■ EXERCISE INSTRUCTIONS:
Scan the records for the string "Norme"; copy each line where it occurs.

## Begin

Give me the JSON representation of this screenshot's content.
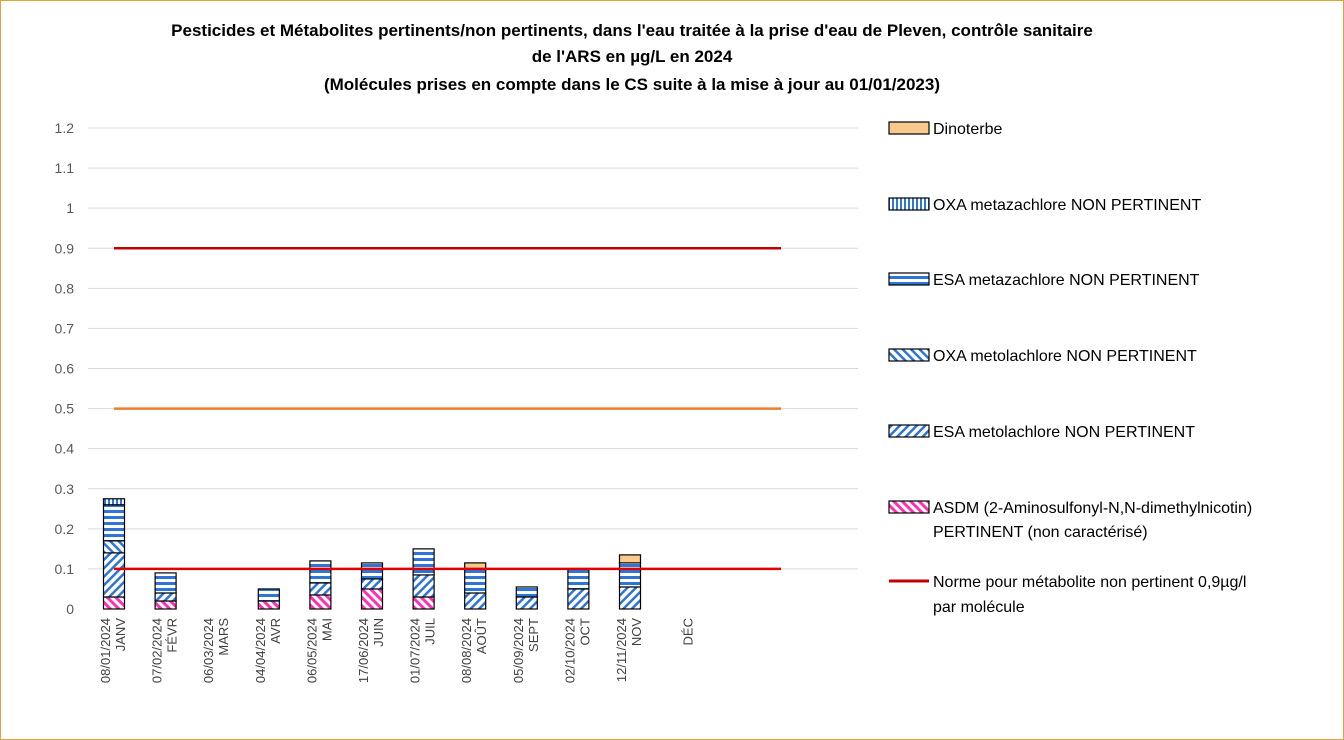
{
  "chart_data": {
    "type": "bar",
    "stacked": true,
    "title_lines": [
      "Pesticides et Métabolites pertinents/non pertinents, dans l'eau traitée à la prise d'eau de Pleven, contrôle sanitaire",
      "de l'ARS en µg/L  en 2024",
      "(Molécules prises en compte dans le CS suite à la mise à jour au 01/01/2023)"
    ],
    "ylim": [
      0,
      1.2
    ],
    "y_ticks": [
      "0",
      "0.1",
      "0.2",
      "0.3",
      "0.4",
      "0.5",
      "0.6",
      "0.7",
      "0.8",
      "0.9",
      "1",
      "1.1",
      "1.2"
    ],
    "grid": true,
    "legend_position": "right",
    "categories": [
      {
        "date": "08/01/2024",
        "month": "JANV"
      },
      {
        "date": "07/02/2024",
        "month": "FÉVR"
      },
      {
        "date": "06/03/2024",
        "month": "MARS"
      },
      {
        "date": "04/04/2024",
        "month": "AVR"
      },
      {
        "date": "06/05/2024",
        "month": "MAI"
      },
      {
        "date": "17/06/2024",
        "month": "JUIN"
      },
      {
        "date": "01/07/2024",
        "month": "JUIL"
      },
      {
        "date": "08/08/2024",
        "month": "AOÛT"
      },
      {
        "date": "05/09/2024",
        "month": "SEPT"
      },
      {
        "date": "02/10/2024",
        "month": "OCT"
      },
      {
        "date": "12/11/2024",
        "month": "NOV"
      },
      {
        "date": "",
        "month": "DÉC"
      }
    ],
    "series": [
      {
        "name": "ASDM (2-Aminosulfonyl-N,N-dimethylnicotin)",
        "name2": "PERTINENT (non caractérisé)",
        "pattern": "pinkdiag",
        "color": "#ff2fb4",
        "values": [
          0.03,
          0.02,
          0,
          0.02,
          0.035,
          0.05,
          0.03,
          0,
          0,
          0,
          0,
          0
        ]
      },
      {
        "name": "ESA metolachlore NON PERTINENT",
        "pattern": "bluediagup",
        "color": "#2e75d6",
        "values": [
          0.11,
          0.02,
          0,
          0,
          0.03,
          0.025,
          0.055,
          0.04,
          0.03,
          0.05,
          0.055,
          0
        ]
      },
      {
        "name": "OXA metolachlore NON PERTINENT",
        "pattern": "bluediagdown",
        "color": "#2e75d6",
        "values": [
          0.03,
          0,
          0,
          0,
          0,
          0,
          0,
          0,
          0,
          0,
          0,
          0
        ]
      },
      {
        "name": "ESA metazachlore NON PERTINENT",
        "pattern": "hstripe",
        "color": "#2e75d6",
        "values": [
          0.09,
          0.05,
          0,
          0.03,
          0.055,
          0.04,
          0.065,
          0.06,
          0.025,
          0.05,
          0.06,
          0
        ]
      },
      {
        "name": "OXA metazachlore NON PERTINENT",
        "pattern": "vstripe",
        "color": "#2e75d6",
        "values": [
          0.015,
          0,
          0,
          0,
          0,
          0,
          0,
          0,
          0,
          0,
          0,
          0
        ]
      },
      {
        "name": "Dinoterbe",
        "pattern": "solid",
        "color": "#fcc98c",
        "values": [
          0,
          0,
          0,
          0,
          0,
          0,
          0,
          0.015,
          0,
          0,
          0.02,
          0
        ]
      }
    ],
    "reference_lines": [
      {
        "name": "Norme pour métabolite non pertinent 0,9µg/l",
        "name2": "par molécule",
        "value": 0.9,
        "color": "#c00000",
        "in_legend": true
      },
      {
        "name": "",
        "value": 0.5,
        "color": "#ed7d31",
        "in_legend": false
      },
      {
        "name": "",
        "value": 0.1,
        "color": "#e00000",
        "in_legend": false
      }
    ],
    "legend_order": [
      "Dinoterbe",
      "OXA metazachlore NON PERTINENT",
      "ESA metazachlore NON PERTINENT",
      "OXA metolachlore NON PERTINENT",
      "ESA metolachlore NON PERTINENT",
      "ASDM (2-Aminosulfonyl-N,N-dimethylnicotin)",
      "Norme pour métabolite non pertinent 0,9µg/l"
    ]
  }
}
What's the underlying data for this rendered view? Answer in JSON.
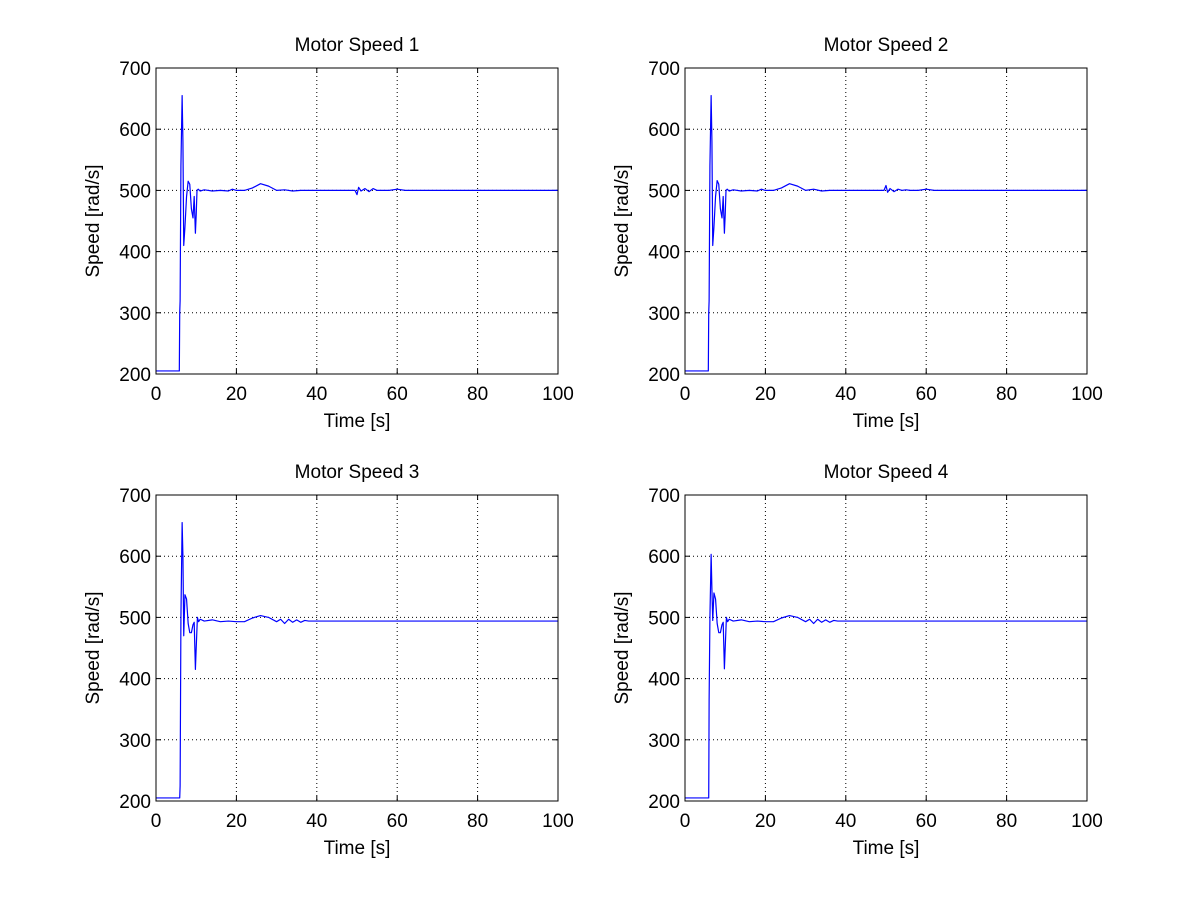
{
  "figure": {
    "background": "#ffffff",
    "line_color": "#0000ff"
  },
  "chart_data": [
    {
      "type": "line",
      "title": "Motor Speed 1",
      "xlabel": "Time [s]",
      "ylabel": "Speed [rad/s]",
      "xlim": [
        0,
        100
      ],
      "ylim": [
        200,
        700
      ],
      "xticks": [
        "0",
        "20",
        "40",
        "60",
        "80",
        "100"
      ],
      "yticks": [
        "200",
        "300",
        "400",
        "500",
        "600",
        "700"
      ],
      "grid": true,
      "series": [
        {
          "color": "#0000ff",
          "x": [
            0,
            5.8,
            5.9,
            6.0,
            6.2,
            6.5,
            6.7,
            6.9,
            7.2,
            7.6,
            8.0,
            8.4,
            8.8,
            9.2,
            9.5,
            9.8,
            10.0,
            10.2,
            10.5,
            11.0,
            12,
            14,
            16,
            18,
            19,
            20,
            22,
            24,
            26,
            28,
            30,
            32,
            34,
            36,
            38,
            40,
            45,
            49.5,
            50,
            50.4,
            51,
            52,
            53,
            54,
            55,
            56,
            58,
            60,
            62,
            70,
            80,
            90,
            100
          ],
          "y": [
            205,
            205,
            300,
            320,
            540,
            655,
            580,
            410,
            440,
            490,
            515,
            510,
            470,
            455,
            490,
            430,
            460,
            500,
            502,
            499,
            501,
            499,
            500,
            499,
            502,
            500,
            500,
            504,
            511,
            507,
            500,
            501,
            499,
            500,
            500,
            500,
            500,
            500,
            493,
            505,
            499,
            503,
            498,
            503,
            500,
            500,
            500,
            502,
            500,
            500,
            500,
            500,
            500
          ]
        }
      ]
    },
    {
      "type": "line",
      "title": "Motor Speed 2",
      "xlabel": "Time [s]",
      "ylabel": "Speed [rad/s]",
      "xlim": [
        0,
        100
      ],
      "ylim": [
        200,
        700
      ],
      "xticks": [
        "0",
        "20",
        "40",
        "60",
        "80",
        "100"
      ],
      "yticks": [
        "200",
        "300",
        "400",
        "500",
        "600",
        "700"
      ],
      "grid": true,
      "series": [
        {
          "color": "#0000ff",
          "x": [
            0,
            5.8,
            5.9,
            6.0,
            6.2,
            6.5,
            6.7,
            6.9,
            7.2,
            7.6,
            8.0,
            8.4,
            8.8,
            9.2,
            9.5,
            9.8,
            10.0,
            10.2,
            10.5,
            11.0,
            12,
            14,
            16,
            18,
            19,
            20,
            22,
            24,
            26,
            28,
            30,
            32,
            34,
            36,
            38,
            40,
            45,
            49.5,
            50,
            50.4,
            51,
            52,
            53,
            54,
            55,
            56,
            58,
            60,
            62,
            70,
            80,
            90,
            100
          ],
          "y": [
            205,
            205,
            300,
            320,
            540,
            655,
            580,
            410,
            440,
            490,
            516,
            510,
            470,
            455,
            490,
            430,
            460,
            500,
            502,
            499,
            501,
            499,
            500,
            499,
            502,
            500,
            500,
            504,
            511,
            507,
            500,
            502,
            499,
            500,
            500,
            500,
            500,
            500,
            508,
            497,
            503,
            498,
            502,
            500,
            501,
            500,
            500,
            502,
            500,
            500,
            500,
            500,
            500
          ]
        }
      ]
    },
    {
      "type": "line",
      "title": "Motor Speed 3",
      "xlabel": "Time [s]",
      "ylabel": "Speed [rad/s]",
      "xlim": [
        0,
        100
      ],
      "ylim": [
        200,
        700
      ],
      "xticks": [
        "0",
        "20",
        "40",
        "60",
        "80",
        "100"
      ],
      "yticks": [
        "200",
        "300",
        "400",
        "500",
        "600",
        "700"
      ],
      "grid": true,
      "series": [
        {
          "color": "#0000ff",
          "x": [
            0,
            5.9,
            6.0,
            6.2,
            6.5,
            6.7,
            6.9,
            7.2,
            7.6,
            8.0,
            8.4,
            8.8,
            9.2,
            9.5,
            9.8,
            10.0,
            10.3,
            10.6,
            11.0,
            12,
            14,
            16,
            18,
            20,
            22,
            24,
            26,
            28,
            30,
            31,
            32,
            33,
            34,
            35,
            36,
            37,
            38,
            40,
            45,
            50,
            55,
            60,
            70,
            80,
            90,
            100
          ],
          "y": [
            205,
            205,
            225,
            500,
            655,
            600,
            470,
            537,
            530,
            490,
            475,
            475,
            488,
            492,
            415,
            450,
            500,
            493,
            497,
            494,
            496,
            493,
            494,
            493,
            493,
            499,
            503,
            500,
            493,
            497,
            490,
            497,
            492,
            496,
            492,
            495,
            494,
            494,
            494,
            494,
            494,
            494,
            494,
            494,
            494,
            494
          ]
        }
      ]
    },
    {
      "type": "line",
      "title": "Motor Speed 4",
      "xlabel": "Time [s]",
      "ylabel": "Speed [rad/s]",
      "xlim": [
        0,
        100
      ],
      "ylim": [
        200,
        700
      ],
      "xticks": [
        "0",
        "20",
        "40",
        "60",
        "80",
        "100"
      ],
      "yticks": [
        "200",
        "300",
        "400",
        "500",
        "600",
        "700"
      ],
      "grid": true,
      "series": [
        {
          "color": "#0000ff",
          "x": [
            0,
            5.9,
            6.0,
            6.2,
            6.5,
            6.7,
            6.9,
            7.2,
            7.6,
            8.0,
            8.4,
            8.8,
            9.2,
            9.5,
            9.8,
            10.0,
            10.3,
            10.6,
            11.0,
            12,
            14,
            16,
            18,
            20,
            22,
            24,
            26,
            28,
            30,
            31,
            32,
            33,
            34,
            35,
            36,
            37,
            38,
            40,
            45,
            50,
            55,
            60,
            70,
            80,
            90,
            100
          ],
          "y": [
            205,
            205,
            365,
            500,
            603,
            545,
            495,
            540,
            530,
            490,
            475,
            475,
            488,
            492,
            416,
            450,
            500,
            493,
            497,
            494,
            496,
            493,
            494,
            493,
            493,
            499,
            503,
            500,
            493,
            497,
            490,
            497,
            492,
            496,
            492,
            495,
            494,
            494,
            494,
            494,
            494,
            494,
            494,
            494,
            494,
            494
          ]
        }
      ]
    }
  ]
}
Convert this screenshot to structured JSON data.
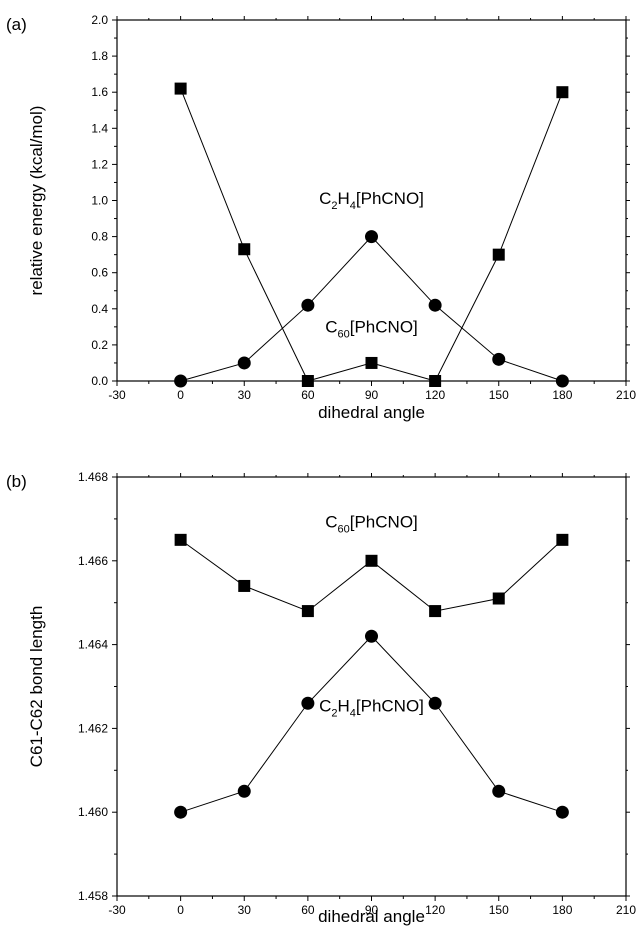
{
  "chart_data": [
    {
      "panel_label": "(a)",
      "type": "line",
      "xlabel": "dihedral angle",
      "ylabel": "relative energy (kcal/mol)",
      "xlim": [
        -30,
        210
      ],
      "ylim": [
        0,
        2.0
      ],
      "x_ticks": [
        -30,
        0,
        30,
        60,
        90,
        120,
        150,
        180,
        210
      ],
      "y_ticks": [
        0.0,
        0.2,
        0.4,
        0.6,
        0.8,
        1.0,
        1.2,
        1.4,
        1.6,
        1.8,
        2.0
      ],
      "x_tick_labels": [
        "-30",
        "0",
        "30",
        "60",
        "90",
        "120",
        "150",
        "180",
        "210"
      ],
      "y_tick_labels": [
        "0.0",
        "0.2",
        "0.4",
        "0.6",
        "0.8",
        "1.0",
        "1.2",
        "1.4",
        "1.6",
        "1.8",
        "2.0"
      ],
      "grid": false,
      "series": [
        {
          "marker": "square",
          "x": [
            0,
            30,
            60,
            90,
            120,
            150,
            180
          ],
          "y": [
            1.62,
            0.73,
            0.0,
            0.1,
            0.0,
            0.7,
            1.6
          ]
        },
        {
          "marker": "circle",
          "x": [
            0,
            30,
            60,
            90,
            120,
            150,
            180
          ],
          "y": [
            0.0,
            0.1,
            0.42,
            0.8,
            0.42,
            0.12,
            0.0
          ]
        }
      ],
      "annotations": [
        {
          "pre": "C",
          "sub": "2",
          "mid": "H",
          "sub2": "4",
          "post": "[PhCNO]",
          "at_x": 90,
          "at_y": 0.98
        },
        {
          "pre": "C",
          "sub": "60",
          "mid": "",
          "sub2": "",
          "post": "[PhCNO]",
          "at_x": 90,
          "at_y": 0.27
        }
      ]
    },
    {
      "panel_label": "(b)",
      "type": "line",
      "xlabel": "dihedral angle",
      "ylabel": "C61-C62 bond length",
      "xlim": [
        -30,
        210
      ],
      "ylim": [
        1.458,
        1.468
      ],
      "x_ticks": [
        -30,
        0,
        30,
        60,
        90,
        120,
        150,
        180,
        210
      ],
      "y_ticks": [
        1.458,
        1.46,
        1.462,
        1.464,
        1.466,
        1.468
      ],
      "x_tick_labels": [
        "-30",
        "0",
        "30",
        "60",
        "90",
        "120",
        "150",
        "180",
        "210"
      ],
      "y_tick_labels": [
        "1.458",
        "1.460",
        "1.462",
        "1.464",
        "1.466",
        "1.468"
      ],
      "grid": false,
      "series": [
        {
          "marker": "square",
          "x": [
            0,
            30,
            60,
            90,
            120,
            150,
            180
          ],
          "y": [
            1.4665,
            1.4654,
            1.4648,
            1.466,
            1.4648,
            1.4651,
            1.4665
          ]
        },
        {
          "marker": "circle",
          "x": [
            0,
            30,
            60,
            90,
            120,
            150,
            180
          ],
          "y": [
            1.46,
            1.4605,
            1.4626,
            1.4642,
            1.4626,
            1.4605,
            1.46
          ]
        }
      ],
      "annotations": [
        {
          "pre": "C",
          "sub": "60",
          "mid": "",
          "sub2": "",
          "post": "[PhCNO]",
          "at_x": 90,
          "at_y": 1.4668
        },
        {
          "pre": "C",
          "sub": "2",
          "mid": "H",
          "sub2": "4",
          "post": "[PhCNO]",
          "at_x": 90,
          "at_y": 1.4624
        }
      ]
    }
  ]
}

## End

■ EXERCISE SOLUTION:
        "name": "Norme pour métabolite non pertinent 0,9µg/l",
      "Norme pour métabolite non pertinent 0,9µg/l"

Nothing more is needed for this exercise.